**Document transcription data:**
☆ ☆ ☆ ☆ ☆ ☆ ☆

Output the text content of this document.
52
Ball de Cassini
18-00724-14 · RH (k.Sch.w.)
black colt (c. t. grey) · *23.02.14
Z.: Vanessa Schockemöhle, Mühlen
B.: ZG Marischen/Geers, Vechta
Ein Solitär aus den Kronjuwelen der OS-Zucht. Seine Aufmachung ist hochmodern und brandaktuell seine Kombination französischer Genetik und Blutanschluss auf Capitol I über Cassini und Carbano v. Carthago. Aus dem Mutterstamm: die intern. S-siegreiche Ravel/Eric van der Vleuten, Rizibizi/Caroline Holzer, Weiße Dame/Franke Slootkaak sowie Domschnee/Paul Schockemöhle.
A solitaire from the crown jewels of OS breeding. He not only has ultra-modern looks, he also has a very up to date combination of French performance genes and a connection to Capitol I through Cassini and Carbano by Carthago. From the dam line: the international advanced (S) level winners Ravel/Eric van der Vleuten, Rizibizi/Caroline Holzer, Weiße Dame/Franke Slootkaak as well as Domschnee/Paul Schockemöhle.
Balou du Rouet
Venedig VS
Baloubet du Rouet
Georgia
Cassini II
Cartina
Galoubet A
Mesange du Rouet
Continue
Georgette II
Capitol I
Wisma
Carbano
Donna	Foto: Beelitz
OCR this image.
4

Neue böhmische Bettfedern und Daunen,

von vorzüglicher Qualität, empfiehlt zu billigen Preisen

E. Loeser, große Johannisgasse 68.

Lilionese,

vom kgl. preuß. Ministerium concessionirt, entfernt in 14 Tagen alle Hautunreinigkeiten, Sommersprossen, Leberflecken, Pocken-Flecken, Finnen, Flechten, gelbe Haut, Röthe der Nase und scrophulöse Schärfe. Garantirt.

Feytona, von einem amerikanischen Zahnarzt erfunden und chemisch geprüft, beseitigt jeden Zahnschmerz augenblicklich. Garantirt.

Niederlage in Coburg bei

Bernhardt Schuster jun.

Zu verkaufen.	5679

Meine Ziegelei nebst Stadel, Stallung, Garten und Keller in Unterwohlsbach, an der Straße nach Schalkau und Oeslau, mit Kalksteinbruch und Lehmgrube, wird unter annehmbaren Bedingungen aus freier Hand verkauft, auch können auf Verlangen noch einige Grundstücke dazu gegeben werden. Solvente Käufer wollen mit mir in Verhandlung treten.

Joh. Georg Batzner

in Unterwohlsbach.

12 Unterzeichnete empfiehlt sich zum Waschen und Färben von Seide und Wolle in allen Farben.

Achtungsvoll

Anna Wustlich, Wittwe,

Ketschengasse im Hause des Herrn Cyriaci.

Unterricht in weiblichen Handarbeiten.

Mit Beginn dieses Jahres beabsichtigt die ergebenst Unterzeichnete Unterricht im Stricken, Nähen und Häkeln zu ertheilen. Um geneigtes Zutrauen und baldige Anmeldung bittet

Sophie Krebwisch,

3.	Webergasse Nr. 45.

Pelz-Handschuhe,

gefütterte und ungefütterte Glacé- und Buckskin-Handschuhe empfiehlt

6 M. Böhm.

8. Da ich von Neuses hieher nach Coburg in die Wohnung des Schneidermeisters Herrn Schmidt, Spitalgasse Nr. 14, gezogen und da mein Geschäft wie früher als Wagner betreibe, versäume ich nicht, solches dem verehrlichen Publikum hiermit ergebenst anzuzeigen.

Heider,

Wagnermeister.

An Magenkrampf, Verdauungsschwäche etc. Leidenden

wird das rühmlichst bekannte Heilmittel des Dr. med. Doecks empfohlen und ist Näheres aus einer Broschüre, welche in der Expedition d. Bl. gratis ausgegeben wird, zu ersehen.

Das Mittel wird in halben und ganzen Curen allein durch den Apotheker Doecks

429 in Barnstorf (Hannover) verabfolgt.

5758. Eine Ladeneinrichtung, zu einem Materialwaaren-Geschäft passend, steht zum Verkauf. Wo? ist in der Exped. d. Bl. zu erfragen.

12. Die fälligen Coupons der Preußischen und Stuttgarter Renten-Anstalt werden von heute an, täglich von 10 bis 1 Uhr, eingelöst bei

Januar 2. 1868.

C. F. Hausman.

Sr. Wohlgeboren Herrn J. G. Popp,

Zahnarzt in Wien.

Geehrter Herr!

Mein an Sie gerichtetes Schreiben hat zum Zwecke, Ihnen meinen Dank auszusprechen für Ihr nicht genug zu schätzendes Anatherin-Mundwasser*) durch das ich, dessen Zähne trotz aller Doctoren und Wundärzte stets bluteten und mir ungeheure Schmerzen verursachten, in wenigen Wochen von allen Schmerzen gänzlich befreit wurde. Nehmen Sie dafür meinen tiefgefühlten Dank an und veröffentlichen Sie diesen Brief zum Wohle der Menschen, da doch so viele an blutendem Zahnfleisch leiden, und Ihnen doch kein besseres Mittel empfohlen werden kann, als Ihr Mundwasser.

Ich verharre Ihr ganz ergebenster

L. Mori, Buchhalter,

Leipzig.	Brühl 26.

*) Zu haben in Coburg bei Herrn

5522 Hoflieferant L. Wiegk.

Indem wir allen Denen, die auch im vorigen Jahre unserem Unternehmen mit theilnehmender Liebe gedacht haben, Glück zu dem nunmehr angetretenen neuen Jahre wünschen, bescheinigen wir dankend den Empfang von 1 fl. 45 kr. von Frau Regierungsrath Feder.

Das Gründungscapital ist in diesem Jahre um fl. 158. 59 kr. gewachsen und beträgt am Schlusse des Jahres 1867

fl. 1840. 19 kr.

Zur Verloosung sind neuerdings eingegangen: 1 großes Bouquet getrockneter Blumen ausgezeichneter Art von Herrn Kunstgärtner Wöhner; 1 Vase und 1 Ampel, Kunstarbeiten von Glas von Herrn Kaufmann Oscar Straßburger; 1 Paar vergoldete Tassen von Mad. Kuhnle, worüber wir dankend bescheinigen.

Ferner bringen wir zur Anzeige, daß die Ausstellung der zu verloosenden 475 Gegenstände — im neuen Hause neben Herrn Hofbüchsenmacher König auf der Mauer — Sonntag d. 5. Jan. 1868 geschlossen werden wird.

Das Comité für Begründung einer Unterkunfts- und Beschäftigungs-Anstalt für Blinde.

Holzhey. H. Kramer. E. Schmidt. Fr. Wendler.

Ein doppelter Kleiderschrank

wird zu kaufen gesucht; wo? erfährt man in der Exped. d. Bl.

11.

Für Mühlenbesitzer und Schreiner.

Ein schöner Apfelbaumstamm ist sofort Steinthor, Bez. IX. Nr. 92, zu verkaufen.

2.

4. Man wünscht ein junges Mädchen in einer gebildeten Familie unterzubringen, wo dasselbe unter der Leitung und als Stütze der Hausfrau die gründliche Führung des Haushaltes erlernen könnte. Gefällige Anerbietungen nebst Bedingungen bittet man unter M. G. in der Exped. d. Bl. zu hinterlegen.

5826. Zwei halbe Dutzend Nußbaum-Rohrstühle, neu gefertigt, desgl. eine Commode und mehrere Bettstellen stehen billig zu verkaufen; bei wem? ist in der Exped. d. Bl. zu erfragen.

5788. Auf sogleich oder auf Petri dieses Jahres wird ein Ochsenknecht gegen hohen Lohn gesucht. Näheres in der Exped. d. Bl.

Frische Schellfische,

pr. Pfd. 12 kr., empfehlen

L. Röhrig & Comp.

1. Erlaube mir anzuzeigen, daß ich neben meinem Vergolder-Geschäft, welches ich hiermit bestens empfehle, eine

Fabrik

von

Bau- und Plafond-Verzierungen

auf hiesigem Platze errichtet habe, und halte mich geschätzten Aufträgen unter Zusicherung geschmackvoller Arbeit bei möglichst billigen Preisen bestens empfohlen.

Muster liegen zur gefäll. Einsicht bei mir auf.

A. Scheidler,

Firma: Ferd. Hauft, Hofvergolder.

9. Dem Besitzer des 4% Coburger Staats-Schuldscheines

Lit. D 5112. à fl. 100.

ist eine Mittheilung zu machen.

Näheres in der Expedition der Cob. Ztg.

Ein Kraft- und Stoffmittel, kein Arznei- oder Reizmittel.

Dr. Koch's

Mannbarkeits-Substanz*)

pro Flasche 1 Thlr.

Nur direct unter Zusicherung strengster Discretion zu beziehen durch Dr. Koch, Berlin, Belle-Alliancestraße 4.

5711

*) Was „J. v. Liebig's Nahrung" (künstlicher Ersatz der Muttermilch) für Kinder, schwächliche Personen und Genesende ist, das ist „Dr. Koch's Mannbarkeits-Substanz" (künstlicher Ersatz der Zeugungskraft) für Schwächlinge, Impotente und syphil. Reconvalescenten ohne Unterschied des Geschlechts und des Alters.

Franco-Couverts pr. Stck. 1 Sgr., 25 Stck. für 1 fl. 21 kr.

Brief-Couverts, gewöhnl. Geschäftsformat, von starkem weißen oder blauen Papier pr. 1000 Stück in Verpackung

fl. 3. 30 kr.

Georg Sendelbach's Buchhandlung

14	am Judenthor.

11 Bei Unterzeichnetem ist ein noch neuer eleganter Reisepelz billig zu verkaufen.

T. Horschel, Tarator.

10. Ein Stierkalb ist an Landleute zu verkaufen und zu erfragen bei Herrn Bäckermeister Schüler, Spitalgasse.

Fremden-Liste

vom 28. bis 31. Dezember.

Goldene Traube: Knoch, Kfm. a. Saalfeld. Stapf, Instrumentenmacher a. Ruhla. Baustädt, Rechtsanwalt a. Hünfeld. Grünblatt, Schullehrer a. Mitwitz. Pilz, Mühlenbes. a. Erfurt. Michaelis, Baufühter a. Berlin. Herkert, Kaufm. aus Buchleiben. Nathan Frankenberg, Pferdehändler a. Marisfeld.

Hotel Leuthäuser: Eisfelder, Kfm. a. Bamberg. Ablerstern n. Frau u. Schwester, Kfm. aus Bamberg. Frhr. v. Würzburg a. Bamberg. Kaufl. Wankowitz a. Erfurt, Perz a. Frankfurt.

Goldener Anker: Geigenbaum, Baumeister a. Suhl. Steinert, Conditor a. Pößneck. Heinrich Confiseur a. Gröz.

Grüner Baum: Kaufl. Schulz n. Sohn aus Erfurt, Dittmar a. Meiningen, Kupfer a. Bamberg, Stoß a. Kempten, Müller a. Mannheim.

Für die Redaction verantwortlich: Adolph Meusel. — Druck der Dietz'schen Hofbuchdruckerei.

☆ ☆ ☆ ☆ ☆ ☆ ☆

Would you show every line in the data above that contains the string "dieses"?

**Response:**
Mit Beginn dieses Jahres beabsichtigt die ergebenst Unterzeichnete Unterricht im Stricken, Nähen und Häkeln zu ertheilen. Um geneigtes Zutrauen und baldige Anmeldung bittet
5788. Auf sogleich oder auf Petri dieses Jahres wird ein Ochsenknecht gegen hohen Lohn gesucht. Näheres in der Exped. d. Bl.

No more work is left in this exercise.